文件正文
RMAppManager中的rmContext是ResourceManager中的rmConext對象傳進去的,我們首先來看一下rmConext在ResourceManager類中是如何創建的:

protected void serviceInit(Configuration conf) throws Exception {
    this.conf = conf;
    //先創造這個RMContextImpl這個類的實例
    this.rmContext = new RMContextImpl();
    //通過set的方式來填充一些變量,我們這裏先只看Dispatcher相關的set操作 
    rmDispatcher = setupDispatcher();
    addIfService(rmDispatcher);
    rmContext.setDispatcher(rmDispatcher);
    super.serviceInit(this.conf);
  }

 private Dispatcher setupDispatcher() {
    Dispatcher dispatcher = createDispatcher();
    dispatcher.register(RMFatalEventType.class,
        new ResourceManager.RMFatalEventDispatcher());
    return dispatcher;
  }

  protected Dispatcher createDispatcher() {
    return new AsyncDispatcher("RM Event dispatcher");
  }

我們可以看到AsyncDispatcher類對象 rmDispatcher 是在ResourceManager serviceInit()過程中創建的。在ResourceManager的內部類RMActiveServices 中的serviceInit()過程中,還給這個rmDispatcher 註冊了很多EventHandler事件類,供以後進行對不同的事件進行分發到不同的事件類中:

//RM中包含所有活躍服務的類
public class RMActiveServices extends CompositeService {
    //創建安全相關的Token的類 
    private DelegationTokenRenewer delegationTokenRenewer;
    //調度器相關的事件類
    private EventHandler<SchedulerEvent> schedulerDispatcher;
    //在RM端發起AM的對象
    private ApplicationMasterLauncher applicationMasterLauncher;
    //容器分配過期對應的類
    private ContainerAllocationExpirer containerAllocationExpirer;
    private ResourceManager rm;
    private boolean fromActive = false;
    private StandByTransitionRunnable standByTransitionRunnable;
 //RMActiveServices 中的serviceInit()過程,我們只關心rmDispatcher的註冊過程
 protected void serviceInit(Configuration configuration) throws Exception {
    //爲NodesListManager在rmDispatcher中註冊事件處理器類
    rmDispatcher.register(NodesListManagerEventType.class, nodesListManager);
    //爲調度器在rmDispatcher中註冊事件處理器類
    rmDispatcher.register(SchedulerEventType.class, schedulerDispatcher);
    //爲RM中的application呈現對象RMApp在rmDispatcher註冊事件處理器類
    rmDispatcher.register(RMAppEventType.class, new ApplicationEventDispatcher(rmContext));
    //爲RM中的RMApp對象的一次嘗試對應的對象RMAppAttempt在rmDispatcher註冊事件處理器類
    rmDispatcher.register(RMAppAttemptEventType.class, new ApplicationAttemptEventDispatcher(rmContext));
    //爲RM中的節點呈現對象RMNode在rmDispatcher註冊事件處理器類
    rmDispatcher.register(RMNodeEventType.class, new NodeEventDispatcher(rmContext));

註冊的過程我們舉一個例子看一下,就看爲調度器在rmDispatcher中註冊事件處理器類的過程吧:rmDispatcher.register(SchedulerEventType.class, schedulerDispatcher):
其中SchedulerEventType類,是事件的類型類,是一個enum,我們可以看到其中所有調度器相關的事件類型有哪些

public enum SchedulerEventType {

  // Node操作對應的調度器事件類型
  NODE_ADDED,
  NODE_REMOVED,
  NODE_UPDATE,
  NODE_RESOURCE_UPDATE,
  NODE_LABELS_UPDATE,

  // RMApp操作對應的調度器事件類型
  APP_ADDED,
  APP_REMOVED,

  // RMAppAttempt操作對應的調度器事件類型
  APP_ATTEMPT_ADDED,
  APP_ATTEMPT_REMOVED,

  //ContainerAllocationExpirer對應的事件類型
  CONTAINER_EXPIRED,

  // Source: SchedulerAppAttempt::pullNewlyUpdatedContainer.

本題資料
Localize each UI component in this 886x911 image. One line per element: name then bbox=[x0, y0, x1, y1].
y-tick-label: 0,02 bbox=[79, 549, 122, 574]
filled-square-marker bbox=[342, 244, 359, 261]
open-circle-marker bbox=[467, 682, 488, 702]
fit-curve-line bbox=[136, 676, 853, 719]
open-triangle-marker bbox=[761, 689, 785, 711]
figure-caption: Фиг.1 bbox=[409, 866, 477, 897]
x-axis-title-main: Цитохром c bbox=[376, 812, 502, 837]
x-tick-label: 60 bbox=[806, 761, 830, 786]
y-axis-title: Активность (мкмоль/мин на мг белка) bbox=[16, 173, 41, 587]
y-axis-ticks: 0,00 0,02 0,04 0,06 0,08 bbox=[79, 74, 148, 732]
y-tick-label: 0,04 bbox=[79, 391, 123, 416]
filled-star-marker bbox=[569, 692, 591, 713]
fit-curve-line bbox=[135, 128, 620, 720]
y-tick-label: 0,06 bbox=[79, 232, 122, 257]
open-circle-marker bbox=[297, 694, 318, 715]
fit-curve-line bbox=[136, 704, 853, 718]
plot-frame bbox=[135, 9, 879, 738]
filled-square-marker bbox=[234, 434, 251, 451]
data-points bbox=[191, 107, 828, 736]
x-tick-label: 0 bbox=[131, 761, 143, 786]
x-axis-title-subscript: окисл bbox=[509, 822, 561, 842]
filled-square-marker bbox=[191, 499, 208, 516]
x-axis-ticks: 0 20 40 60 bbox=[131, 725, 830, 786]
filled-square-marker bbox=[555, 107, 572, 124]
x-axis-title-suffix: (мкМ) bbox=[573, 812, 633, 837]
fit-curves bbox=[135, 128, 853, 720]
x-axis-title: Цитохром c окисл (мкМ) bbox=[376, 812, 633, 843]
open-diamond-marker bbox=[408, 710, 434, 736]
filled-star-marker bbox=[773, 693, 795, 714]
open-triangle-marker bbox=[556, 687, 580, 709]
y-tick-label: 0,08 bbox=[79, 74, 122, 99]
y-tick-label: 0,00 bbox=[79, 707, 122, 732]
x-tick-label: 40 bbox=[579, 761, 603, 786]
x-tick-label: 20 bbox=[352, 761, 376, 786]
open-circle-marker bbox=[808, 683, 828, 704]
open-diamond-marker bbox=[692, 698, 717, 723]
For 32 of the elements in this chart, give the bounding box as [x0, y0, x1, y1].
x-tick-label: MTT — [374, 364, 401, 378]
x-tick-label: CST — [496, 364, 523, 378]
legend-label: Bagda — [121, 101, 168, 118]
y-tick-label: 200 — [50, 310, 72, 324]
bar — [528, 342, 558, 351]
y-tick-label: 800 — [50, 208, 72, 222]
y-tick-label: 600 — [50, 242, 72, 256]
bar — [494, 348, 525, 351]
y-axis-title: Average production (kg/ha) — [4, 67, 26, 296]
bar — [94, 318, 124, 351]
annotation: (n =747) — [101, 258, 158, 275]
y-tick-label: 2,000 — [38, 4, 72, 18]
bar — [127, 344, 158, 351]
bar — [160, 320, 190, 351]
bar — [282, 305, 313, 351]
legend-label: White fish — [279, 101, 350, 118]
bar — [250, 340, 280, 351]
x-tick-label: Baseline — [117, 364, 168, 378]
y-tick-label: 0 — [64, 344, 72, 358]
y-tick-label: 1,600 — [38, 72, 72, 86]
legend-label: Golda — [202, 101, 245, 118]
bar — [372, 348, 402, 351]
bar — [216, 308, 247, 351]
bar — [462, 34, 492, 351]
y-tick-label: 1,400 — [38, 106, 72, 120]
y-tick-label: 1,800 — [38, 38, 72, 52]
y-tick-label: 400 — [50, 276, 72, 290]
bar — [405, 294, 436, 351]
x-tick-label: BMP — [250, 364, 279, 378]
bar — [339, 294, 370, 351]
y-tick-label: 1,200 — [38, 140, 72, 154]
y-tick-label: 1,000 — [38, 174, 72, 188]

待辦事項
[A] 將記錄從第一行起、到含有 "fit-curve-line bbox=[136, 676, 853, 719]" 的那一行為止（首尾兩行都算）轉換成 JSON 字串列表，每行一個字串，略去空行。
[B] 請接著關於 ResourceManager 的文章最後一句往下續寫。
關於 ResourceManager 的文章與這些記錄出自不同來源。

任務答案
[A]
[
  "Localize each UI component in this 886x911 image. One line per element: name then bbox=[x0, y0, x1, y1].",
  "y-tick-label: 0,02 bbox=[79, 549, 122, 574]",
  "filled-square-marker bbox=[342, 244, 359, 261]",
  "open-circle-marker bbox=[467, 682, 488, 702]",
  "fit-curve-line bbox=[136, 676, 853, 719]"
]

[B]
  RELEASE_CONTAINER,

  /* Source: SchedulingEditPolicy */
  KILL_RESERVED_CONTAINER,

  // Mark a container for preemption
  MARK_CONTAINER_FOR_PREEMPTION,

  // Mark a for-preemption container killable
  MARK_CONTAINER_FOR_KILLABLE,

  // Cancel a killable container
  MARK_CONTAINER_FOR_NONKILLABLE,

  //Queue Management Change
  MANAGE_QUEUE
}

schedulerDispatcher就是一個調度器有關的事件對應的事件處理器類,調度器相關的事件處理器類較其他事件處理器類複雜很多,我們深入看一下,schedulerDispatcher = createSchedulerEventDispatcher() -> ResourceManager.createSchedulerEventDispatcher()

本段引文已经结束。